>> BEGIN

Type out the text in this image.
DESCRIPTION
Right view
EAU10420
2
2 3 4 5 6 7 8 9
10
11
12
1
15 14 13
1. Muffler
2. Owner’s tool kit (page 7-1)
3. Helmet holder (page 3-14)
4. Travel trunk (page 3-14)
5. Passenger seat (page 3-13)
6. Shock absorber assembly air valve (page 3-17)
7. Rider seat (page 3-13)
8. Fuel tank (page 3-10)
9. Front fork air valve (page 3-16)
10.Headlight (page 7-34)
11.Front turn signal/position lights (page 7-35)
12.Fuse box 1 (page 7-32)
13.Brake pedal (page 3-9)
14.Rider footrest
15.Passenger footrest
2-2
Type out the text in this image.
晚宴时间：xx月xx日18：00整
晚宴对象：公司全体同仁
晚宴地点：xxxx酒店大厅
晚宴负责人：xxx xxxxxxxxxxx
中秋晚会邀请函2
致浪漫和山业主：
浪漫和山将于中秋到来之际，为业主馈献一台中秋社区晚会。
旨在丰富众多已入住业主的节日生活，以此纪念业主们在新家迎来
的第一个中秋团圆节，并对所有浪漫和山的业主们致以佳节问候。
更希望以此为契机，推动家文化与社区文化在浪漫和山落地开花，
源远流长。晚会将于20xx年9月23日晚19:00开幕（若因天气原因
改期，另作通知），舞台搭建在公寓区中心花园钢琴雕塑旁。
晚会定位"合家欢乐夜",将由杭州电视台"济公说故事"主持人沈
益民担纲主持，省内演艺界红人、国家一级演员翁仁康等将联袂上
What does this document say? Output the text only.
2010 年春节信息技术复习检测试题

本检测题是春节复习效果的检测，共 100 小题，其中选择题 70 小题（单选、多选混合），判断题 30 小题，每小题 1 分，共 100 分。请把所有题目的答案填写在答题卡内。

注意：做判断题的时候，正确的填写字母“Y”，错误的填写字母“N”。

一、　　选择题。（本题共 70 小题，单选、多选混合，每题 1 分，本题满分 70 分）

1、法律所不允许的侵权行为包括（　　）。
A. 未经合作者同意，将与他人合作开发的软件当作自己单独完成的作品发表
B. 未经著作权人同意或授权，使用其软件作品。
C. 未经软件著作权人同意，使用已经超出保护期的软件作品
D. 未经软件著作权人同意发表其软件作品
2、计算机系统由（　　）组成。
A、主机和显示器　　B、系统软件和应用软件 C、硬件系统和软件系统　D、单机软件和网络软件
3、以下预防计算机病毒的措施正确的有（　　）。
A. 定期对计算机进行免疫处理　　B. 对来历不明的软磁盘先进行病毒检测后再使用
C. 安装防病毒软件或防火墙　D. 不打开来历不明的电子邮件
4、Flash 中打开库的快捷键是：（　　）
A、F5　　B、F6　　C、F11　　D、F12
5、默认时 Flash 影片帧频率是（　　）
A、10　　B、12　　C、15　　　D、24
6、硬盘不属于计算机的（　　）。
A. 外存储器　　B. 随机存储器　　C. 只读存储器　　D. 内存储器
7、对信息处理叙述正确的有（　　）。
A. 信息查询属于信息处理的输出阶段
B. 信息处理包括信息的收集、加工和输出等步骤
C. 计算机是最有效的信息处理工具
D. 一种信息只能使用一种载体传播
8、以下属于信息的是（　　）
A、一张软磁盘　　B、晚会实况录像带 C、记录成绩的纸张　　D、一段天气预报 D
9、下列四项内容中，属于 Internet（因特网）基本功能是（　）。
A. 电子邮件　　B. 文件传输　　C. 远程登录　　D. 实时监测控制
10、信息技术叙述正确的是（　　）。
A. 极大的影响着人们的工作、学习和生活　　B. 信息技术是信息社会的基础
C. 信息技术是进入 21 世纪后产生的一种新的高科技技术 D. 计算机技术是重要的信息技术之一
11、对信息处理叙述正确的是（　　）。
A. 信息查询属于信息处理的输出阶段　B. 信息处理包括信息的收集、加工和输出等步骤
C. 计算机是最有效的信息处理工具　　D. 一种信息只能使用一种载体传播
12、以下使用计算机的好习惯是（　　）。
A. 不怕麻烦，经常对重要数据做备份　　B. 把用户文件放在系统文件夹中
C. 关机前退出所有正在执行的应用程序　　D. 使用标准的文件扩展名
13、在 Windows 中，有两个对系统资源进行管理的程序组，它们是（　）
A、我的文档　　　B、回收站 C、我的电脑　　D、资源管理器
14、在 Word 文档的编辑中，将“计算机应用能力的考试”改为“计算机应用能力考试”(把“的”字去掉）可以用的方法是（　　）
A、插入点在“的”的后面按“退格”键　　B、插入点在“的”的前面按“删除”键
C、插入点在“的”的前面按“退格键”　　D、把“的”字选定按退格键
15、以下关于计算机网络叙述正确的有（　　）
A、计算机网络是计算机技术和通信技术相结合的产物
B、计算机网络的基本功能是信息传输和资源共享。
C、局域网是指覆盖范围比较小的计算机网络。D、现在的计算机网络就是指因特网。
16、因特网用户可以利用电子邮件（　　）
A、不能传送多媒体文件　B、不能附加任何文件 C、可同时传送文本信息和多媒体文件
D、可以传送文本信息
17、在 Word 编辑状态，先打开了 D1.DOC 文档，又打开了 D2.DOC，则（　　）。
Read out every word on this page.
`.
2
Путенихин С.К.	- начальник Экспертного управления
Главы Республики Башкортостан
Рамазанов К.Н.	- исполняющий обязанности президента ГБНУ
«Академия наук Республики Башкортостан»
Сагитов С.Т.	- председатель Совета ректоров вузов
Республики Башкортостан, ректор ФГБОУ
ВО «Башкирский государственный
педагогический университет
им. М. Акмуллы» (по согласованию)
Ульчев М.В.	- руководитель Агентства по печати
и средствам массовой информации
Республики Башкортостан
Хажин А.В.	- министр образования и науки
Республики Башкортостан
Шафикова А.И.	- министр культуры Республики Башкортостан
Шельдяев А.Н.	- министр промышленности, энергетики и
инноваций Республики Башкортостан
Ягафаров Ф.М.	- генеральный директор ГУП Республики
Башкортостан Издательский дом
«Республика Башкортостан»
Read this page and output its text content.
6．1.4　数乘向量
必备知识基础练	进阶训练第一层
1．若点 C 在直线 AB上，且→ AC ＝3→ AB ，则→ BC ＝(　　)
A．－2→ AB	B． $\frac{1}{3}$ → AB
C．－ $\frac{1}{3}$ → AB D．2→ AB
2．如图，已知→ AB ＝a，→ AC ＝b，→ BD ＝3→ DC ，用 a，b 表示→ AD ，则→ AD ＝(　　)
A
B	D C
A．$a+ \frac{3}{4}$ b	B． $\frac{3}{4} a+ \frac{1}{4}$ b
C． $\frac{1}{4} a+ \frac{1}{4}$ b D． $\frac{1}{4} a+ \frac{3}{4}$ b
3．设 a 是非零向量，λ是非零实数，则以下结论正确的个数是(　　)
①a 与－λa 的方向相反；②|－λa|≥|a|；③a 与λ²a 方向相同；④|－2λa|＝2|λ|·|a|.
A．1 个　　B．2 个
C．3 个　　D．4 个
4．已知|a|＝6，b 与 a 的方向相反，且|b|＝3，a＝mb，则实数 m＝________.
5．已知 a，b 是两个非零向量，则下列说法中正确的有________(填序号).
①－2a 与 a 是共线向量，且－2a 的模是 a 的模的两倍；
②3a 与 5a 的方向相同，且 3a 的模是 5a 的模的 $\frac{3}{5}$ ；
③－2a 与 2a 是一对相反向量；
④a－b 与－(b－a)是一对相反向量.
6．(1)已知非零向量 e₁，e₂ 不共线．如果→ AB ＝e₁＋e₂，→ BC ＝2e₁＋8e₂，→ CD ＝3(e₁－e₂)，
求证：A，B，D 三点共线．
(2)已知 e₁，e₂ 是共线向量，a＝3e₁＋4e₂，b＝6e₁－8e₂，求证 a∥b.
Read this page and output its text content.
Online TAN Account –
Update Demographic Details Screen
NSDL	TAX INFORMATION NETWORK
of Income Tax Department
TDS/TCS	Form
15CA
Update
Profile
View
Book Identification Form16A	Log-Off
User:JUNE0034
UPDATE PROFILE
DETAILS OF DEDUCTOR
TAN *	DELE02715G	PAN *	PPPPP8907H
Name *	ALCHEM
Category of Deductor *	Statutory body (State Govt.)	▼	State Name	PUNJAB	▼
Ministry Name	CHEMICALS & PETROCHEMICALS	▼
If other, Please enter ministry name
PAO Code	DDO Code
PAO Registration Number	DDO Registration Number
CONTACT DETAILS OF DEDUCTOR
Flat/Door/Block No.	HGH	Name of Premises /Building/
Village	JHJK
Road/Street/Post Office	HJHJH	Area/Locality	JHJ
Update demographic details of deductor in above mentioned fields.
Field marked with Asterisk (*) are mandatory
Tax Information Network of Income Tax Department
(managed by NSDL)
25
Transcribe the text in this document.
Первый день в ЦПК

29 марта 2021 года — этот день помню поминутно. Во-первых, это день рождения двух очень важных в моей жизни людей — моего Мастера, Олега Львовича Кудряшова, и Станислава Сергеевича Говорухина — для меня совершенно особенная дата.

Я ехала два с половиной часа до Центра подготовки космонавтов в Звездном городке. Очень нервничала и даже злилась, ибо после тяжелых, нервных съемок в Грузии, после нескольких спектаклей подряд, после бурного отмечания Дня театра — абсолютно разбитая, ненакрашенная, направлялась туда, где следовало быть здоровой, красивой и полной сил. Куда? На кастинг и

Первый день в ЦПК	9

>> END

*WRITTEN INSTRUCTION:* Respond with nothing but the number of lines in the entries that contain the string "valve".

*OUTPUT:* 2